* Start ENTRIES SHOWN *
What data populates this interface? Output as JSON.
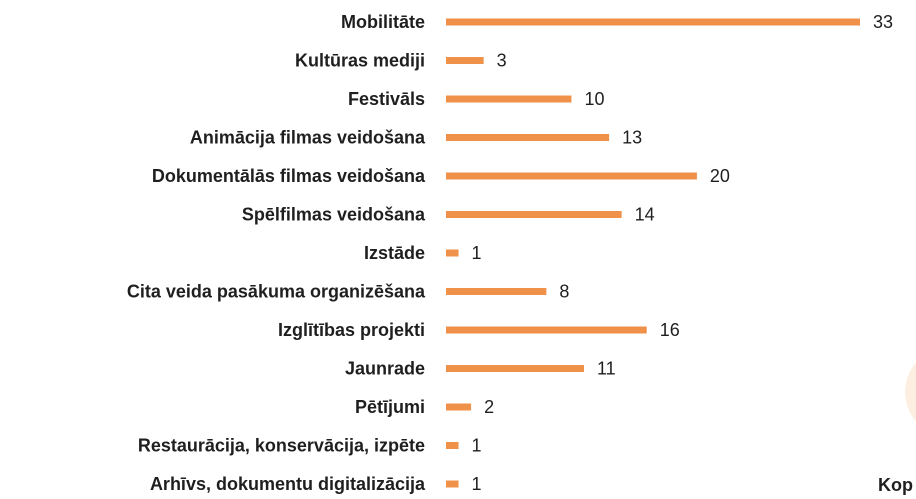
{
  "chart_data": {
    "type": "bar",
    "orientation": "horizontal",
    "categories": [
      "Mobilitāte",
      "Kultūras mediji",
      "Festivāls",
      "Animācija filmas veidošana",
      "Dokumentālās filmas veidošana",
      "Spēlfilmas veidošana",
      "Izstāde",
      "Cita veida pasākuma organizēšana",
      "Izglītības projekti",
      "Jaunrade",
      "Pētījumi",
      "Restaurācija, konservācija, izpēte",
      "Arhīvs, dokumentu digitalizācija"
    ],
    "values": [
      33,
      3,
      10,
      13,
      20,
      14,
      1,
      8,
      16,
      11,
      2,
      1,
      1
    ],
    "color": "#f0914a",
    "xlim": [
      0,
      33
    ],
    "annotation": "Kop"
  }
}
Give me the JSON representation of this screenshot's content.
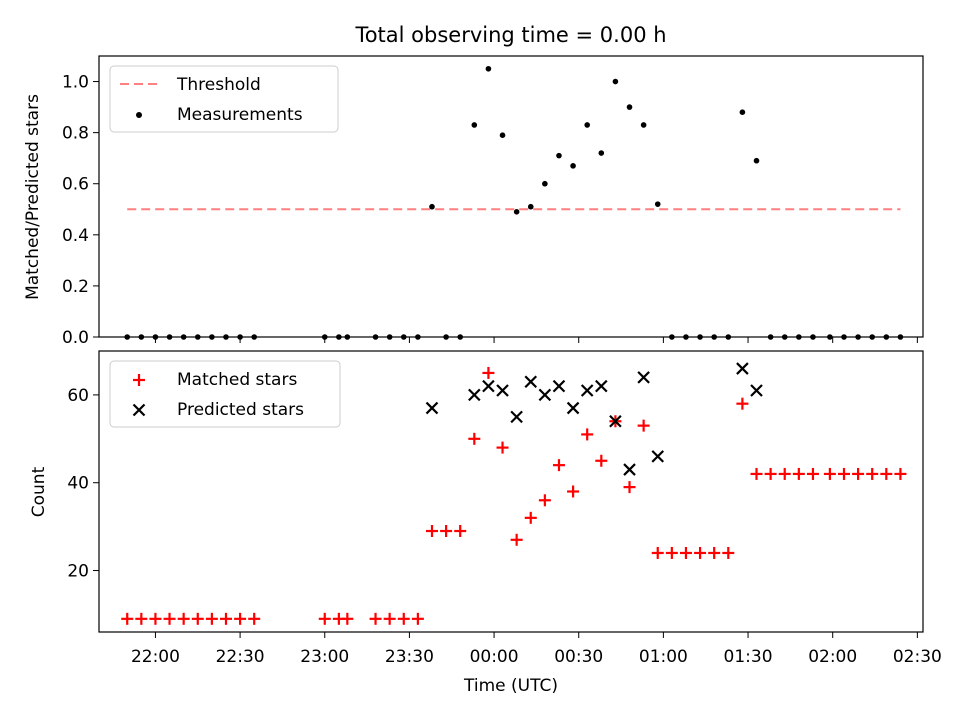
{
  "figure_title": "Total observing time = 0.00 h",
  "chart_data": [
    {
      "type": "scatter",
      "ylabel": "Matched/Predicted stars",
      "xlim": [
        "21:40",
        "02:32"
      ],
      "ylim": [
        0,
        1.1
      ],
      "y_ticks": [
        0.0,
        0.2,
        0.4,
        0.6,
        0.8,
        1.0
      ],
      "y_tick_labels": [
        "0.0",
        "0.2",
        "0.4",
        "0.6",
        "0.8",
        "1.0"
      ],
      "legend": [
        "Threshold",
        "Measurements"
      ],
      "legend_position": "upper-left",
      "threshold": {
        "name": "Threshold",
        "value": 0.5,
        "x_start": "21:50",
        "x_end": "02:24",
        "color": "#ff8080",
        "style": "dashed"
      },
      "series": [
        {
          "name": "Measurements",
          "color": "#000000",
          "marker": "dot",
          "points": [
            [
              "21:50",
              0.0
            ],
            [
              "21:55",
              0.0
            ],
            [
              "22:00",
              0.0
            ],
            [
              "22:05",
              0.0
            ],
            [
              "22:10",
              0.0
            ],
            [
              "22:15",
              0.0
            ],
            [
              "22:20",
              0.0
            ],
            [
              "22:25",
              0.0
            ],
            [
              "22:30",
              0.0
            ],
            [
              "22:35",
              0.0
            ],
            [
              "23:00",
              0.0
            ],
            [
              "23:05",
              0.0
            ],
            [
              "23:08",
              0.0
            ],
            [
              "23:18",
              0.0
            ],
            [
              "23:23",
              0.0
            ],
            [
              "23:28",
              0.0
            ],
            [
              "23:33",
              0.0
            ],
            [
              "23:38",
              0.51
            ],
            [
              "23:43",
              0.0
            ],
            [
              "23:48",
              0.0
            ],
            [
              "23:53",
              0.83
            ],
            [
              "23:58",
              1.05
            ],
            [
              "00:03",
              0.79
            ],
            [
              "00:08",
              0.49
            ],
            [
              "00:13",
              0.51
            ],
            [
              "00:18",
              0.6
            ],
            [
              "00:23",
              0.71
            ],
            [
              "00:28",
              0.67
            ],
            [
              "00:33",
              0.83
            ],
            [
              "00:38",
              0.72
            ],
            [
              "00:43",
              1.0
            ],
            [
              "00:48",
              0.9
            ],
            [
              "00:53",
              0.83
            ],
            [
              "00:58",
              0.52
            ],
            [
              "01:03",
              0.0
            ],
            [
              "01:08",
              0.0
            ],
            [
              "01:13",
              0.0
            ],
            [
              "01:18",
              0.0
            ],
            [
              "01:23",
              0.0
            ],
            [
              "01:28",
              0.88
            ],
            [
              "01:33",
              0.69
            ],
            [
              "01:38",
              0.0
            ],
            [
              "01:43",
              0.0
            ],
            [
              "01:48",
              0.0
            ],
            [
              "01:53",
              0.0
            ],
            [
              "01:59",
              0.0
            ],
            [
              "02:04",
              0.0
            ],
            [
              "02:09",
              0.0
            ],
            [
              "02:14",
              0.0
            ],
            [
              "02:19",
              0.0
            ],
            [
              "02:24",
              0.0
            ]
          ]
        }
      ]
    },
    {
      "type": "scatter",
      "xlabel": "Time (UTC)",
      "ylabel": "Count",
      "xlim": [
        "21:40",
        "02:32"
      ],
      "ylim": [
        6,
        70
      ],
      "x_ticks": [
        "22:00",
        "22:30",
        "23:00",
        "23:30",
        "00:00",
        "00:30",
        "01:00",
        "01:30",
        "02:00",
        "02:30"
      ],
      "y_ticks": [
        20,
        40,
        60
      ],
      "y_tick_labels": [
        "20",
        "40",
        "60"
      ],
      "legend": [
        "Matched stars",
        "Predicted stars"
      ],
      "legend_position": "upper-left",
      "series": [
        {
          "name": "Matched stars",
          "color": "#ff0000",
          "marker": "plus",
          "points": [
            [
              "21:50",
              9
            ],
            [
              "21:55",
              9
            ],
            [
              "22:00",
              9
            ],
            [
              "22:05",
              9
            ],
            [
              "22:10",
              9
            ],
            [
              "22:15",
              9
            ],
            [
              "22:20",
              9
            ],
            [
              "22:25",
              9
            ],
            [
              "22:30",
              9
            ],
            [
              "22:35",
              9
            ],
            [
              "23:00",
              9
            ],
            [
              "23:05",
              9
            ],
            [
              "23:08",
              9
            ],
            [
              "23:18",
              9
            ],
            [
              "23:23",
              9
            ],
            [
              "23:28",
              9
            ],
            [
              "23:33",
              9
            ],
            [
              "23:38",
              29
            ],
            [
              "23:43",
              29
            ],
            [
              "23:48",
              29
            ],
            [
              "23:53",
              50
            ],
            [
              "23:58",
              65
            ],
            [
              "00:03",
              48
            ],
            [
              "00:08",
              27
            ],
            [
              "00:13",
              32
            ],
            [
              "00:18",
              36
            ],
            [
              "00:23",
              44
            ],
            [
              "00:28",
              38
            ],
            [
              "00:33",
              51
            ],
            [
              "00:38",
              45
            ],
            [
              "00:43",
              54
            ],
            [
              "00:48",
              39
            ],
            [
              "00:53",
              53
            ],
            [
              "00:58",
              24
            ],
            [
              "01:03",
              24
            ],
            [
              "01:08",
              24
            ],
            [
              "01:13",
              24
            ],
            [
              "01:18",
              24
            ],
            [
              "01:23",
              24
            ],
            [
              "01:28",
              58
            ],
            [
              "01:33",
              42
            ],
            [
              "01:38",
              42
            ],
            [
              "01:43",
              42
            ],
            [
              "01:48",
              42
            ],
            [
              "01:53",
              42
            ],
            [
              "01:59",
              42
            ],
            [
              "02:04",
              42
            ],
            [
              "02:09",
              42
            ],
            [
              "02:14",
              42
            ],
            [
              "02:19",
              42
            ],
            [
              "02:24",
              42
            ]
          ]
        },
        {
          "name": "Predicted stars",
          "color": "#000000",
          "marker": "x",
          "points": [
            [
              "23:38",
              57
            ],
            [
              "23:53",
              60
            ],
            [
              "23:58",
              62
            ],
            [
              "00:03",
              61
            ],
            [
              "00:08",
              55
            ],
            [
              "00:13",
              63
            ],
            [
              "00:18",
              60
            ],
            [
              "00:23",
              62
            ],
            [
              "00:28",
              57
            ],
            [
              "00:33",
              61
            ],
            [
              "00:38",
              62
            ],
            [
              "00:43",
              54
            ],
            [
              "00:48",
              43
            ],
            [
              "00:53",
              64
            ],
            [
              "00:58",
              46
            ],
            [
              "01:28",
              66
            ],
            [
              "01:33",
              61
            ]
          ]
        }
      ]
    }
  ]
}
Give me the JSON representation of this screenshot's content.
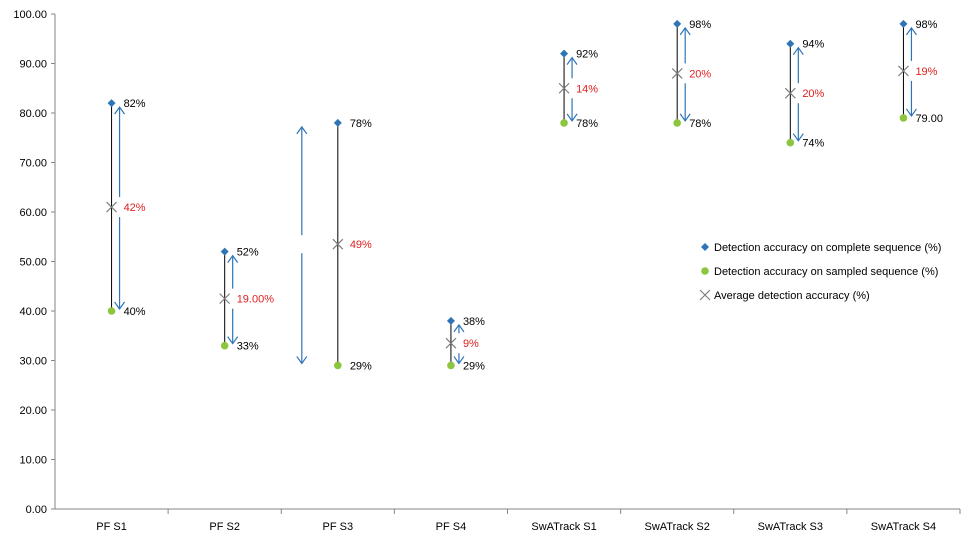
{
  "chart_data": {
    "type": "scatter",
    "title": "",
    "xlabel": "",
    "ylabel": "",
    "ylim": [
      0,
      100
    ],
    "yticks": [
      "0.00",
      "10.00",
      "20.00",
      "30.00",
      "40.00",
      "50.00",
      "60.00",
      "70.00",
      "80.00",
      "90.00",
      "100.00"
    ],
    "categories": [
      "PF S1",
      "PF S2",
      "PF S3",
      "PF S4",
      "SwATrack S1",
      "SwATrack S2",
      "SwATrack S3",
      "SwATrack S4"
    ],
    "series": [
      {
        "name": "Detection accuracy on complete sequence (%)",
        "marker": "diamond",
        "color": "#2E75B6",
        "values": [
          82,
          52,
          78,
          38,
          92,
          98,
          94,
          98
        ]
      },
      {
        "name": "Detection accuracy on sampled sequence (%)",
        "marker": "circle",
        "color": "#8CC63F",
        "values": [
          40,
          33,
          29,
          29,
          78,
          78,
          74,
          79
        ]
      },
      {
        "name": "Average detection accuracy (%)",
        "marker": "x",
        "color": "#7F7F7F",
        "values": [
          61,
          42.5,
          53.5,
          33.5,
          85,
          88,
          84,
          88.5
        ]
      }
    ],
    "top_labels": [
      "82%",
      "52%",
      "78%",
      "38%",
      "92%",
      "98%",
      "94%",
      "98%"
    ],
    "bottom_labels": [
      "40%",
      "33%",
      "29%",
      "29%",
      "78%",
      "78%",
      "74%",
      "79.00"
    ],
    "diff_labels": [
      "42%",
      "19.00%",
      "49%",
      "9%",
      "14%",
      "20%",
      "20%",
      "19%"
    ],
    "diff_label_color": "#E02020",
    "arrow_color": "#2E75B6",
    "legend_position": "right"
  }
}
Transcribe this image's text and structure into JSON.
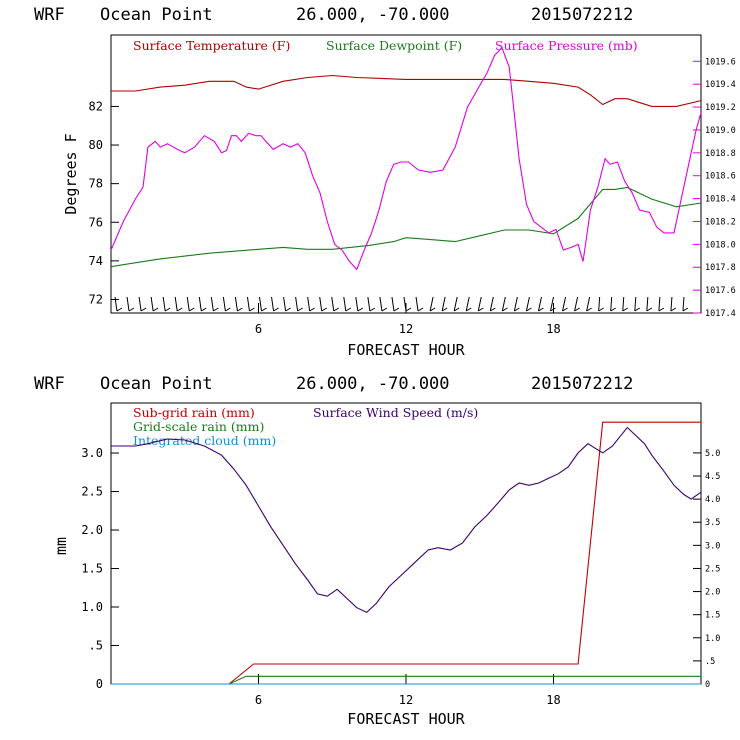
{
  "colors": {
    "temperature": "#b00000",
    "dewpoint": "#1a7a1a",
    "pressure": "#e000e0",
    "subgrid_rain": "#c00000",
    "gridscale_rain": "#1a7a1a",
    "integrated_cloud": "#1090d0",
    "wind": "#3a0070",
    "axis": "#000000"
  },
  "chart_data": [
    {
      "type": "line",
      "header": {
        "model": "WRF",
        "location": "Ocean Point",
        "coords": "26.000, -70.000",
        "init": "2015072212"
      },
      "xlabel": "FORECAST HOUR",
      "ylabel": "Degrees F",
      "xlim": [
        0,
        24
      ],
      "ylim": [
        71.3,
        85.7
      ],
      "xticks": [
        "6",
        "12",
        "18"
      ],
      "yticks": [
        "72",
        "74",
        "76",
        "78",
        "80",
        "82"
      ],
      "y2lim": [
        1017.4,
        1019.83
      ],
      "y2ticks": [
        "1017.4",
        "1017.6",
        "1017.8",
        "1018.0",
        "1018.2",
        "1018.4",
        "1018.6",
        "1018.8",
        "1019.0",
        "1019.2",
        "1019.4",
        "1019.6"
      ],
      "legend": [
        "Surface Temperature (F)",
        "Surface Dewpoint (F)",
        "Surface Pressure (mb)"
      ],
      "series": [
        {
          "name": "Surface Temperature (F)",
          "axis": "left",
          "x": [
            0,
            1,
            2,
            3,
            4,
            5,
            5.5,
            6,
            7,
            8,
            9,
            10,
            12,
            14,
            16,
            17,
            18,
            19,
            19.5,
            20,
            20.5,
            21,
            22,
            23,
            24
          ],
          "y": [
            82.8,
            82.8,
            83.0,
            83.1,
            83.3,
            83.3,
            83.0,
            82.9,
            83.3,
            83.5,
            83.6,
            83.5,
            83.4,
            83.4,
            83.4,
            83.3,
            83.2,
            83.0,
            82.6,
            82.1,
            82.4,
            82.4,
            82.0,
            82.0,
            82.3
          ]
        },
        {
          "name": "Surface Dewpoint (F)",
          "axis": "left",
          "x": [
            0,
            0.5,
            2,
            4,
            6,
            7,
            8,
            9,
            10.5,
            11.5,
            12,
            13,
            14,
            15,
            16,
            17,
            18,
            19,
            20,
            20.5,
            21,
            22,
            23,
            24
          ],
          "y": [
            73.7,
            73.8,
            74.1,
            74.4,
            74.6,
            74.7,
            74.6,
            74.6,
            74.8,
            75.0,
            75.2,
            75.1,
            75.0,
            75.3,
            75.6,
            75.6,
            75.4,
            76.2,
            77.7,
            77.7,
            77.8,
            77.2,
            76.8,
            77.0
          ]
        },
        {
          "name": "Surface Pressure (mb)",
          "axis": "right",
          "x": [
            0,
            0.5,
            1.0,
            1.3,
            1.5,
            1.8,
            2.0,
            2.3,
            2.7,
            3.0,
            3.4,
            3.8,
            4.2,
            4.5,
            4.7,
            4.9,
            5.1,
            5.3,
            5.6,
            5.9,
            6.1,
            6.3,
            6.6,
            7.0,
            7.3,
            7.6,
            7.9,
            8.2,
            8.5,
            8.8,
            9.1,
            9.4,
            9.7,
            10.0,
            10.3,
            10.6,
            10.9,
            11.2,
            11.5,
            11.8,
            12.1,
            12.5,
            13.0,
            13.5,
            14.0,
            14.5,
            14.9,
            15.3,
            15.6,
            15.9,
            16.2,
            16.4,
            16.6,
            16.9,
            17.2,
            17.5,
            17.8,
            18.1,
            18.4,
            18.8,
            19.0,
            19.2,
            19.3,
            19.5,
            19.8,
            20.1,
            20.3,
            20.6,
            20.9,
            21.2,
            21.5,
            21.9,
            22.2,
            22.5,
            22.9,
            23.2,
            23.5,
            23.8,
            24.0
          ],
          "y": [
            1017.95,
            1018.2,
            1018.4,
            1018.5,
            1018.85,
            1018.9,
            1018.85,
            1018.88,
            1018.83,
            1018.8,
            1018.85,
            1018.95,
            1018.9,
            1018.8,
            1018.82,
            1018.95,
            1018.95,
            1018.9,
            1018.97,
            1018.95,
            1018.95,
            1018.9,
            1018.83,
            1018.88,
            1018.85,
            1018.88,
            1018.8,
            1018.6,
            1018.45,
            1018.2,
            1018.0,
            1017.95,
            1017.85,
            1017.78,
            1017.95,
            1018.1,
            1018.3,
            1018.55,
            1018.7,
            1018.72,
            1018.72,
            1018.65,
            1018.63,
            1018.65,
            1018.85,
            1019.2,
            1019.35,
            1019.5,
            1019.65,
            1019.72,
            1019.55,
            1019.15,
            1018.75,
            1018.35,
            1018.2,
            1018.15,
            1018.1,
            1018.13,
            1017.95,
            1017.98,
            1018.0,
            1017.85,
            1018.0,
            1018.3,
            1018.5,
            1018.75,
            1018.7,
            1018.72,
            1018.55,
            1018.45,
            1018.3,
            1018.28,
            1018.15,
            1018.1,
            1018.1,
            1018.4,
            1018.7,
            1019.0,
            1019.15
          ]
        }
      ],
      "wind_barbs": "wind barbs along bottom of panel (easterly winds)"
    },
    {
      "type": "line",
      "header": {
        "model": "WRF",
        "location": "Ocean Point",
        "coords": "26.000, -70.000",
        "init": "2015072212"
      },
      "xlabel": "FORECAST HOUR",
      "ylabel": "mm",
      "xlim": [
        0,
        24
      ],
      "ylim": [
        0,
        3.65
      ],
      "xticks": [
        "6",
        "12",
        "18"
      ],
      "yticks": [
        "0",
        ".5",
        "1.0",
        "1.5",
        "2.0",
        "2.5",
        "3.0"
      ],
      "y2lim": [
        0,
        6.08
      ],
      "y2ticks": [
        "0",
        ".5",
        "1.0",
        "1.5",
        "2.0",
        "2.5",
        "3.0",
        "3.5",
        "4.0",
        "4.5",
        "5.0"
      ],
      "legend": [
        "Sub-grid rain (mm)",
        "Grid-scale rain (mm)",
        "Integrated cloud (mm)",
        "Surface Wind Speed (m/s)"
      ],
      "series": [
        {
          "name": "Sub-grid rain (mm)",
          "axis": "left",
          "x": [
            0,
            4.8,
            5.8,
            19.0,
            20.0,
            24.0
          ],
          "y": [
            0,
            0,
            0.26,
            0.26,
            3.4,
            3.4
          ]
        },
        {
          "name": "Grid-scale rain (mm)",
          "axis": "left",
          "x": [
            0,
            4.8,
            5.5,
            24.0
          ],
          "y": [
            0,
            0,
            0.1,
            0.1
          ]
        },
        {
          "name": "Integrated cloud (mm)",
          "axis": "left",
          "x": [
            0,
            24.0
          ],
          "y": [
            0,
            0
          ]
        },
        {
          "name": "Surface Wind Speed (m/s)",
          "axis": "right",
          "x": [
            0,
            1.0,
            1.5,
            2.3,
            3.0,
            3.8,
            4.5,
            5.0,
            5.5,
            6.0,
            6.5,
            7.0,
            7.5,
            8.0,
            8.4,
            8.8,
            9.2,
            9.6,
            10.0,
            10.4,
            10.8,
            11.3,
            11.8,
            12.3,
            12.9,
            13.3,
            13.8,
            14.3,
            14.8,
            15.3,
            15.8,
            16.2,
            16.6,
            17.0,
            17.4,
            17.8,
            18.2,
            18.6,
            19.0,
            19.4,
            19.7,
            20.0,
            20.4,
            20.7,
            21.0,
            21.3,
            21.7,
            22.0,
            22.5,
            22.9,
            23.3,
            23.6,
            24.0
          ],
          "y": [
            5.15,
            5.15,
            5.2,
            5.3,
            5.28,
            5.15,
            4.95,
            4.65,
            4.3,
            3.85,
            3.4,
            3.0,
            2.6,
            2.25,
            1.95,
            1.9,
            2.05,
            1.85,
            1.65,
            1.55,
            1.75,
            2.1,
            2.35,
            2.6,
            2.9,
            2.95,
            2.9,
            3.05,
            3.4,
            3.65,
            3.95,
            4.2,
            4.35,
            4.3,
            4.35,
            4.45,
            4.55,
            4.7,
            5.0,
            5.2,
            5.1,
            5.0,
            5.15,
            5.35,
            5.55,
            5.4,
            5.2,
            4.95,
            4.6,
            4.3,
            4.1,
            4.0,
            4.15
          ]
        }
      ]
    }
  ]
}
* End ENTRIES SHOWN *
* EXERCISE DESCRIPTION:
Locate the string "ylabel" in the listing above and copy every line where it occurs.

* COMPLETED TASK:
      "ylabel": "Matched/Predicted stars",
      "ylabel": "Count",
    "ylabel": "",
      "ylabel": "Degrees F",
      "ylabel": "mm",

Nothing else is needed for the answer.